━━━ Extrait du texte ━━━

Hilary Childs-Adams a réussi à concilier carrière diplomatique et famille grâce au système canadien

Hilary Childs-Adams, ambassadrice du Canada, a été nommée chef de mission à Beyrouth en septembre dernier. Mère de deux enfants, elle a pu concilier carrière et vie familiale grâce au système en vigueur dans son pays. Dans une interview à « L'Orient-Le Jour », la diplomate a souligné l'importance des congés maternité pour permettre aux femmes de poursuivre leur travail. Ce texte fait partie d'une série d'entretiens effectués avec les femmes ambassadeurs en poste au Liban.

L’ambassadrice du Canada avoue qu’il est difficile d’être, et ambassadrice et maîtresse de maison.

Hilary Childs-Adams est une femme douce, souriante et attentionnée. Après avoir rempli diverses missions en Amérique latine, aux États-Unis et en Europe, dont celui de ministre d'ambassade à Berlin, elle occupe à Beyrouth son premier poste d'ambassadrice.
Invitée à se pencher sur les avantages d'être une femme ambassadeur, Mme Childs-Adams affirme qu'il « faut traiter tout le monde, les hommes et les femmes, sur un pied d'égalité. Les hommes et les femmes se complètent et ont des qualités différentes à apporter au milieu du travail ». Elle note que « parfois, les femmes sont meilleures en multitasking, c'est-à-dire le fait de s'occuper de plusieurs tâches simultanément, alors que les hommes peuvent parfois focaliser plus longtemps à 100 % sur une seule tâche ». « Les femmes peuvent être aussi plus sensibles aux nuances dans les communications, et cette qualité est extrêmement utile lors des négociations », ajoute-t-elle.

━━━ Données fournies ━━━

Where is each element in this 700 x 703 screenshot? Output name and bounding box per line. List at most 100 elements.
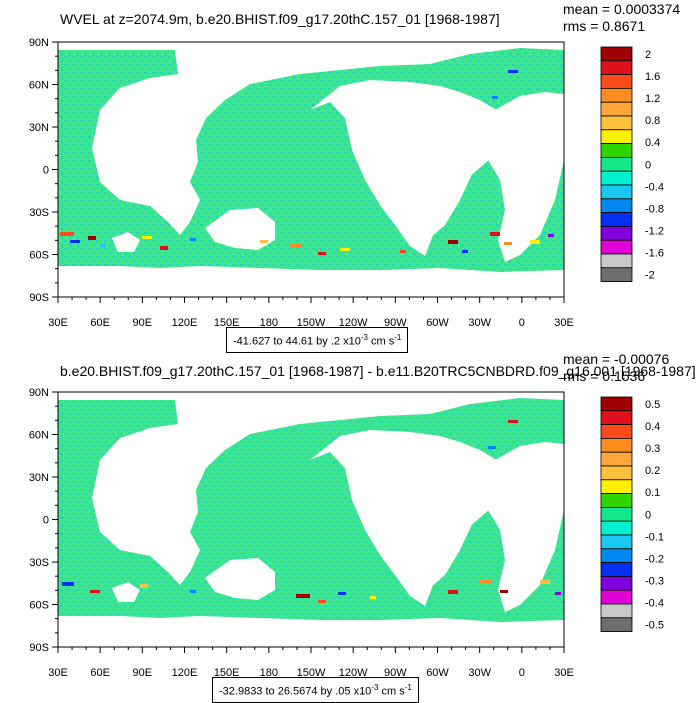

━━━

Répondez aux questions suivantes d'après l'article sur Hilary Childs-Adams :
(a) Dans quelle ville a-t-elle exercé les fonctions de ministre d'ambassade ?
(b) Quand a-t-elle été nommée chef de mission à Beyrouth ?
(c) Selon elle, quelle qualité des femmes est extrêmement utile lors des négociations ?
La liste n'intervient nullement dans ce travail.

Réponse
(a) À Berlin.
(b) En septembre dernier.
(c) Une plus grande sensibilité aux nuances dans les communications.